DATASET ROWS:

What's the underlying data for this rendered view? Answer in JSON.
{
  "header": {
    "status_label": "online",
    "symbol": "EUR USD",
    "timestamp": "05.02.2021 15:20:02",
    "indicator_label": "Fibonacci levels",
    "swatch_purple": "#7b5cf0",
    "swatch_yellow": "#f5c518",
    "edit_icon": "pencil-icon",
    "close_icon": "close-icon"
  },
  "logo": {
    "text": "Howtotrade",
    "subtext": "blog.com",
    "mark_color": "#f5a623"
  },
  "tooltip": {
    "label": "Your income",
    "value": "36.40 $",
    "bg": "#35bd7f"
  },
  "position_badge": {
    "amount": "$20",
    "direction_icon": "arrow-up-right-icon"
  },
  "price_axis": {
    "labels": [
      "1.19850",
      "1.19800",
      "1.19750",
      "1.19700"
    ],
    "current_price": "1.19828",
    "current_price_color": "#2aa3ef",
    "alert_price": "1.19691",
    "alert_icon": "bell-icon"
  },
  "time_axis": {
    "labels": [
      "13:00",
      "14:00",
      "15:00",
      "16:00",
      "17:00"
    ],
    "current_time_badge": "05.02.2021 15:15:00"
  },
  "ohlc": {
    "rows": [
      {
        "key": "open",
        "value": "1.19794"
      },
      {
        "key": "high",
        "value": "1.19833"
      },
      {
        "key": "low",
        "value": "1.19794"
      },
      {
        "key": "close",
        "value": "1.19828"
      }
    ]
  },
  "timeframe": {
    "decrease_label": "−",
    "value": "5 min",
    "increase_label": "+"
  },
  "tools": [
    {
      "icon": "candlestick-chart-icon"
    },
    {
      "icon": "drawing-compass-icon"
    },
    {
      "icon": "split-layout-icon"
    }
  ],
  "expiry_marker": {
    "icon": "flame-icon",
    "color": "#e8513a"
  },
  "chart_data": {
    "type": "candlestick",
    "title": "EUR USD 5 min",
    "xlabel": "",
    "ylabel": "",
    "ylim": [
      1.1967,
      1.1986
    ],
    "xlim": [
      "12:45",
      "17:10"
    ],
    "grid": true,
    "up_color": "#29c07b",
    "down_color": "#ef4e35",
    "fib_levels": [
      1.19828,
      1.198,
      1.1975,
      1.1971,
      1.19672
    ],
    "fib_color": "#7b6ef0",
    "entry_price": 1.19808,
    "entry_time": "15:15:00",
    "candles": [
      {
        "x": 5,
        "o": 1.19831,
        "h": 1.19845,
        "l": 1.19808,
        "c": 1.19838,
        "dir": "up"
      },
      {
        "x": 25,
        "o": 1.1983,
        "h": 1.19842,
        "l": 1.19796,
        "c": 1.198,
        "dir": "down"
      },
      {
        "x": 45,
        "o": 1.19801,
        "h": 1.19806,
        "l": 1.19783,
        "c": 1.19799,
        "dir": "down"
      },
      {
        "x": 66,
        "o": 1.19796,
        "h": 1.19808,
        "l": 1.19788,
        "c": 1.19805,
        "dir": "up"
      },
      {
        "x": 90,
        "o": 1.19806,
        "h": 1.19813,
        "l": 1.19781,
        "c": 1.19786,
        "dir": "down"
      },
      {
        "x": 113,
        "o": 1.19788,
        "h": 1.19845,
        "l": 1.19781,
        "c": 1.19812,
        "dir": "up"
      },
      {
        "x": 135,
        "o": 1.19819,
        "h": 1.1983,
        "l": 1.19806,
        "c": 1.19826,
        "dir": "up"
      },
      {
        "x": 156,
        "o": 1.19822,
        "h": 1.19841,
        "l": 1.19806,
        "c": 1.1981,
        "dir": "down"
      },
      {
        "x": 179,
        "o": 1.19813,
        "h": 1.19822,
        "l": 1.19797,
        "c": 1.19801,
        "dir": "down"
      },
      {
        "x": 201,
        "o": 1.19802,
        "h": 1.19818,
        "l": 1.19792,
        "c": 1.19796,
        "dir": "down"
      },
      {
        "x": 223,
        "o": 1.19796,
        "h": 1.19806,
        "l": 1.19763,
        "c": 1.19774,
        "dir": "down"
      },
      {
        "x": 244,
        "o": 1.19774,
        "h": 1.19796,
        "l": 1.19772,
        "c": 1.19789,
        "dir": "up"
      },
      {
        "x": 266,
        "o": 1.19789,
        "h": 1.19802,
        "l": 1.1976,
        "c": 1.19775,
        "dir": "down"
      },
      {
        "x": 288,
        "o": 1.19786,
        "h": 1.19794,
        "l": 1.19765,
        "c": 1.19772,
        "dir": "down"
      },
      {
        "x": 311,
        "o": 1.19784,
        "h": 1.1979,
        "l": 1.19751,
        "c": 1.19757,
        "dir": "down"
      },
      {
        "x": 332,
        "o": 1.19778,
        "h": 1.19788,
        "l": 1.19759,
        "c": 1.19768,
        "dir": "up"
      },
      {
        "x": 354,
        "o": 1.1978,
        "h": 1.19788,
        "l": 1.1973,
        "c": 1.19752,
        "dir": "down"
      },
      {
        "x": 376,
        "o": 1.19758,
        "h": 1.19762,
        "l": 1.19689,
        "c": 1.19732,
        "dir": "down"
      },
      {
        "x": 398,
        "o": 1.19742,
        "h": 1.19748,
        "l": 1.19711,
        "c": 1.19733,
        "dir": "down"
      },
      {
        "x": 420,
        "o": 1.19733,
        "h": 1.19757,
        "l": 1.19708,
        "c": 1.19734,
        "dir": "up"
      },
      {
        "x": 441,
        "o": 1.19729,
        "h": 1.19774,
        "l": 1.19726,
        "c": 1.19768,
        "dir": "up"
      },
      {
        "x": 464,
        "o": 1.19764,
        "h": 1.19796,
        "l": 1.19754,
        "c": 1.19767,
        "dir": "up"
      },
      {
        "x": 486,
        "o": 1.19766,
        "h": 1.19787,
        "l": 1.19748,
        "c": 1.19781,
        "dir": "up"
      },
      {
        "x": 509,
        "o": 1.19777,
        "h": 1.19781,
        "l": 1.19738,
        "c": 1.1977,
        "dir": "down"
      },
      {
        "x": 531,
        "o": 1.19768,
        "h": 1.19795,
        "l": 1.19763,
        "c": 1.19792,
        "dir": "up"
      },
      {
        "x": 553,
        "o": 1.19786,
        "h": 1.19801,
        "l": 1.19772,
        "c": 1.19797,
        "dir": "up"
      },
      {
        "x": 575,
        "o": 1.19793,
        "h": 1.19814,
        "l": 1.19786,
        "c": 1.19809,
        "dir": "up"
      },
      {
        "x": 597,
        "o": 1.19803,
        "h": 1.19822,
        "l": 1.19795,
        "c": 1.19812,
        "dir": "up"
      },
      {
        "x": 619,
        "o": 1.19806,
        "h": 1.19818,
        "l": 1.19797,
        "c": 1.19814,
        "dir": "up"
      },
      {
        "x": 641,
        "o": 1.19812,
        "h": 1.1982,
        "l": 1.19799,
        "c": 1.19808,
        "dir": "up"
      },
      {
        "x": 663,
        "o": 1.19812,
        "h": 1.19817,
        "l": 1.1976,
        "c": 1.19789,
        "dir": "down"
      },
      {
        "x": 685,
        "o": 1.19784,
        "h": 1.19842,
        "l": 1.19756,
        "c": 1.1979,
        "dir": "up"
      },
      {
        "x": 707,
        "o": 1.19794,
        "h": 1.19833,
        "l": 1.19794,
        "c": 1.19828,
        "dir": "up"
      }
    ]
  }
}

REQUIRED TASK:
Count the lines above in which the word "value" appears, then state only that count.

RESULT:
6